[SET TASK] Produce a verbatim copy of the entries listed below.

=======

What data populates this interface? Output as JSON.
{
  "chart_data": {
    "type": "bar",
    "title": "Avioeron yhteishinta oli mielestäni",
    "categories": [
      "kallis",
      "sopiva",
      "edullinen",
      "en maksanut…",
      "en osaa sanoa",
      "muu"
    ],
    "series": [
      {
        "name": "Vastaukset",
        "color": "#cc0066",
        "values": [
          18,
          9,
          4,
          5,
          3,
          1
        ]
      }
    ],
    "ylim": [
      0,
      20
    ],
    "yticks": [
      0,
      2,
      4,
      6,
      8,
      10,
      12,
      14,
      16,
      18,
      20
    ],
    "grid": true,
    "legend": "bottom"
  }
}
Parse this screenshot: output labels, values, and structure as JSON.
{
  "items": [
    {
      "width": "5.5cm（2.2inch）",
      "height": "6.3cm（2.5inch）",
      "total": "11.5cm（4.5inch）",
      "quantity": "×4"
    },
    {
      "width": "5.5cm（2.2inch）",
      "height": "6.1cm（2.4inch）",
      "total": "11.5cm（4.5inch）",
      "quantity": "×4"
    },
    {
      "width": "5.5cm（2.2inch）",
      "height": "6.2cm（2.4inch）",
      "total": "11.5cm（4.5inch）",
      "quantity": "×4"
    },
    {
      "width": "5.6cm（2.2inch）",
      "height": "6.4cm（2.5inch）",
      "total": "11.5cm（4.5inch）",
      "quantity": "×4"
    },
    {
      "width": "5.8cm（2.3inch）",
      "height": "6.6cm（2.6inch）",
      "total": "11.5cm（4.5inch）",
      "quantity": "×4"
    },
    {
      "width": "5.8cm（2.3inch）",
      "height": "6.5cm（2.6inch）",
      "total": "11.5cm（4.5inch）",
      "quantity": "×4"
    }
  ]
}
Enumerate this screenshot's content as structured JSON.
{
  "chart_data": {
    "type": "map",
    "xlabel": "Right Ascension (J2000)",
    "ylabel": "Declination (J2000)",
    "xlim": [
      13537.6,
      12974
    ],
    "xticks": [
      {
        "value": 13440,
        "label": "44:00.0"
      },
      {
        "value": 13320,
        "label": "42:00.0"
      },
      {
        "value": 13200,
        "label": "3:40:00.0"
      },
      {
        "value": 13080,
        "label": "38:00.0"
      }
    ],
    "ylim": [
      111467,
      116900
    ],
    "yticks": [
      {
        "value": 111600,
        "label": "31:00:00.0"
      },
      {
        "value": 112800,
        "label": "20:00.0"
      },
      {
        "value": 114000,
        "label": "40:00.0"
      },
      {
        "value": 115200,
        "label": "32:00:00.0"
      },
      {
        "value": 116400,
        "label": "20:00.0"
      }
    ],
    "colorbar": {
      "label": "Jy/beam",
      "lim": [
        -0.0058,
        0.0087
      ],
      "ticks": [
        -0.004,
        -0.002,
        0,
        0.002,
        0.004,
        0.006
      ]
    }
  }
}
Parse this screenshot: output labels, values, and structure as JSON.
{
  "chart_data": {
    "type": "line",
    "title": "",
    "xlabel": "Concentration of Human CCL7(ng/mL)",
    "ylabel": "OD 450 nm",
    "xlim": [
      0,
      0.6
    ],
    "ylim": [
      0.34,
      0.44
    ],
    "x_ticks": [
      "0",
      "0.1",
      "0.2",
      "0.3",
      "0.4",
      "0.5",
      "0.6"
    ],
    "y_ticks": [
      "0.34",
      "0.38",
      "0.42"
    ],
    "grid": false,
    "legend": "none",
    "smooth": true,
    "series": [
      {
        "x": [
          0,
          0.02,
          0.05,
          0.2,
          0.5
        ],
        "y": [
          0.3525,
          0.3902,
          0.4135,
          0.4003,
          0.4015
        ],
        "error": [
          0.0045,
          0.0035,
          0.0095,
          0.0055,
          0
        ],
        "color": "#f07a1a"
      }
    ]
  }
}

=======

[TASK OUTPUT]
What data populates this interface? Output as JSON.
{
  "chart_data": {
    "type": "bar",
    "title": "Avioeron yhteishinta oli mielestäni",
    "categories": [
      "kallis",
      "sopiva",
      "edullinen",
      "en maksanut…",
      "en osaa sanoa",
      "muu"
    ],
    "series": [
      {
        "name": "Vastaukset",
        "color": "#cc0066",
        "values": [
          18,
          9,
          4,
          5,
          3,
          1
        ]
      }
    ],
    "ylim": [
      0,
      20
    ],
    "yticks": [
      0,
      2,
      4,
      6,
      8,
      10,
      12,
      14,
      16,
      18,
      20
    ],
    "grid": true,
    "legend": "bottom"
  }
}
Parse this screenshot: output labels, values, and structure as JSON.
{
  "items": [
    {
      "width": "5.5cm（2.2inch）",
      "height": "6.3cm（2.5inch）",
      "total": "11.5cm（4.5inch）",
      "quantity": "×4"
    },
    {
      "width": "5.5cm（2.2inch）",
      "height": "6.1cm（2.4inch）",
      "total": "11.5cm（4.5inch）",
      "quantity": "×4"
    },
    {
      "width": "5.5cm（2.2inch）",
      "height": "6.2cm（2.4inch）",
      "total": "11.5cm（4.5inch）",
      "quantity": "×4"
    },
    {
      "width": "5.6cm（2.2inch）",
      "height": "6.4cm（2.5inch）",
      "total": "11.5cm（4.5inch）",
      "quantity": "×4"
    },
    {
      "width": "5.8cm（2.3inch）",
      "height": "6.6cm（2.6inch）",
      "total": "11.5cm（4.5inch）",
      "quantity": "×4"
    },
    {
      "width": "5.8cm（2.3inch）",
      "height": "6.5cm（2.6inch）",
      "total": "11.5cm（4.5inch）",
      "quantity": "×4"
    }
  ]
}
Enumerate this screenshot's content as structured JSON.
{
  "chart_data": {
    "type": "map",
    "xlabel": "Right Ascension (J2000)",
    "ylabel": "Declination (J2000)",
    "xlim": [
      13537.6,
      12974
    ],
    "xticks": [
      {
        "value": 13440,
        "label": "44:00.0"
      },
      {
        "value": 13320,
        "label": "42:00.0"
      },
      {
        "value": 13200,
        "label": "3:40:00.0"
      },
      {
        "value": 13080,
        "label": "38:00.0"
      }
    ],
    "ylim": [
      111467,
      116900
    ],
    "yticks": [
      {
        "value": 111600,
        "label": "31:00:00.0"
      },
      {
        "value": 112800,
        "label": "20:00.0"
      },
      {
        "value": 114000,
        "label": "40:00.0"
      },
      {
        "value": 115200,
        "label": "32:00:00.0"
      },
      {
        "value": 116400,
        "label": "20:00.0"
      }
    ],
    "colorbar": {
      "label": "Jy/beam",
      "lim": [
        -0.0058,
        0.0087
      ],
      "ticks": [
        -0.004,
        -0.002,
        0,
        0.002,
        0.004,
        0.006
      ]
    }
  }
}
Parse this screenshot: output labels, values, and structure as JSON.
{
  "chart_data": {
    "type": "line",
    "title": "",
    "xlabel": "Concentration of Human CCL7(ng/mL)",
    "ylabel": "OD 450 nm",
    "xlim": [
      0,
      0.6
    ],
    "ylim": [
      0.34,
      0.44
    ],
    "x_ticks": [
      "0",
      "0.1",
      "0.2",
      "0.3",
      "0.4",
      "0.5",
      "0.6"
    ],
    "y_ticks": [
      "0.34",
      "0.38",
      "0.42"
    ],
    "grid": false,
    "legend": "none",
    "smooth": true,
    "series": [
      {
        "x": [
          0,
          0.02,
          0.05,
          0.2,
          0.5
        ],
        "y": [
          0.3525,
          0.3902,
          0.4135,
          0.4003,
          0.4015
        ],
        "error": [
          0.0045,
          0.0035,
          0.0095,
          0.0055,
          0
        ],
        "color": "#f07a1a"
      }
    ]
  }
}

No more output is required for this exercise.